● **Record set**:
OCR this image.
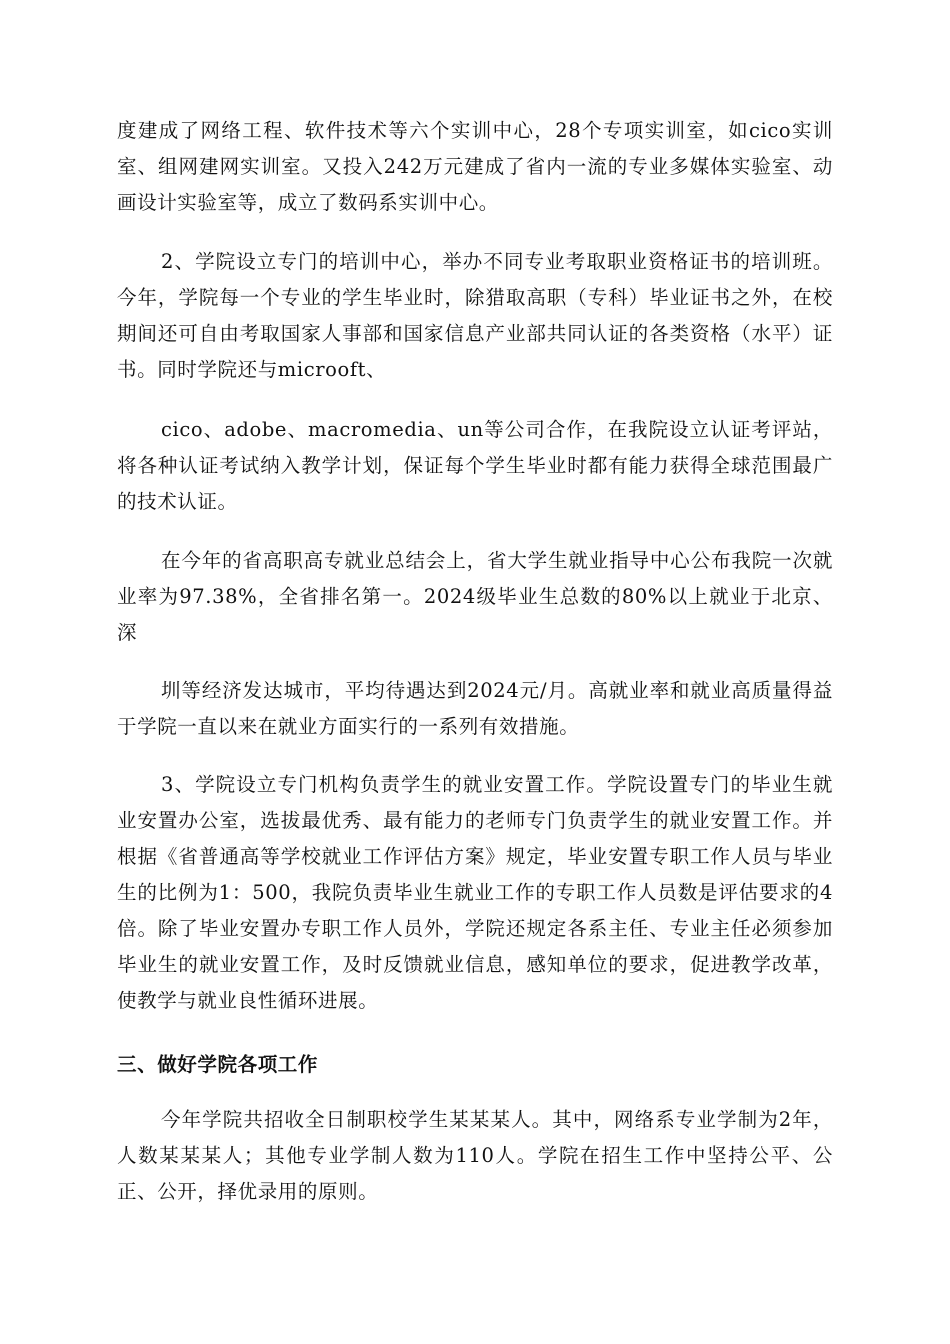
度建成了网络工程、软件技术等六个实训中心，28个专项实训室，如cico实训室、组网建网实训室。又投入242万元建成了省内一流的专业多媒体实验室、动画设计实验室等，成立了数码系实训中心。

2、学院设立专门的培训中心，举办不同专业考取职业资格证书的培训班。今年，学院每一个专业的学生毕业时，除猎取高职（专科）毕业证书之外，在校期间还可自由考取国家人事部和国家信息产业部共同认证的各类资格（水平）证书。同时学院还与microoft、

cico、adobe、macromedia、un等公司合作，在我院设立认证考评站，将各种认证考试纳入教学计划，保证每个学生毕业时都有能力获得全球范围最广的技术认证。

在今年的省高职高专就业总结会上，省大学生就业指导中心公布我院一次就业率为97.38%，全省排名第一。2024级毕业生总数的80%以上就业于北京、深

圳等经济发达城市，平均待遇达到2024元/月。高就业率和就业高质量得益于学院一直以来在就业方面实行的一系列有效措施。

3、学院设立专门机构负责学生的就业安置工作。学院设置专门的毕业生就业安置办公室，选拔最优秀、最有能力的老师专门负责学生的就业安置工作。并根据《省普通高等学校就业工作评估方案》规定，毕业安置专职工作人员与毕业生的比例为1：500，我院负责毕业生就业工作的专职工作人员数是评估要求的4倍。除了毕业安置办专职工作人员外，学院还规定各系主任、专业主任必须参加毕业生的就业安置工作，及时反馈就业信息，感知单位的要求，促进教学改革，使教学与就业良性循环进展。

三、做好学院各项工作

今年学院共招收全日制职校学生某某某人。其中，网络系专业学制为2年，人数某某某人；其他专业学制人数为110人。学院在招生工作中坚持公平、公正、公开，择优录用的原则。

● **Exercise brief**: Repeat the data exactly in full, omitting its pictures.

● **The completed task**:
OCR this image.
度建成了网络工程、软件技术等六个实训中心，28个专项实训室，如cico实训室、组网建网实训室。又投入242万元建成了省内一流的专业多媒体实验室、动画设计实验室等，成立了数码系实训中心。

2、学院设立专门的培训中心，举办不同专业考取职业资格证书的培训班。今年，学院每一个专业的学生毕业时，除猎取高职（专科）毕业证书之外，在校期间还可自由考取国家人事部和国家信息产业部共同认证的各类资格（水平）证书。同时学院还与microoft、

cico、adobe、macromedia、un等公司合作，在我院设立认证考评站，将各种认证考试纳入教学计划，保证每个学生毕业时都有能力获得全球范围最广的技术认证。

在今年的省高职高专就业总结会上，省大学生就业指导中心公布我院一次就业率为97.38%，全省排名第一。2024级毕业生总数的80%以上就业于北京、深

圳等经济发达城市，平均待遇达到2024元/月。高就业率和就业高质量得益于学院一直以来在就业方面实行的一系列有效措施。

3、学院设立专门机构负责学生的就业安置工作。学院设置专门的毕业生就业安置办公室，选拔最优秀、最有能力的老师专门负责学生的就业安置工作。并根据《省普通高等学校就业工作评估方案》规定，毕业安置专职工作人员与毕业生的比例为1：500，我院负责毕业生就业工作的专职工作人员数是评估要求的4倍。除了毕业安置办专职工作人员外，学院还规定各系主任、专业主任必须参加毕业生的就业安置工作，及时反馈就业信息，感知单位的要求，促进教学改革，使教学与就业良性循环进展。

三、做好学院各项工作

今年学院共招收全日制职校学生某某某人。其中，网络系专业学制为2年，人数某某某人；其他专业学制人数为110人。学院在招生工作中坚持公平、公正、公开，择优录用的原则。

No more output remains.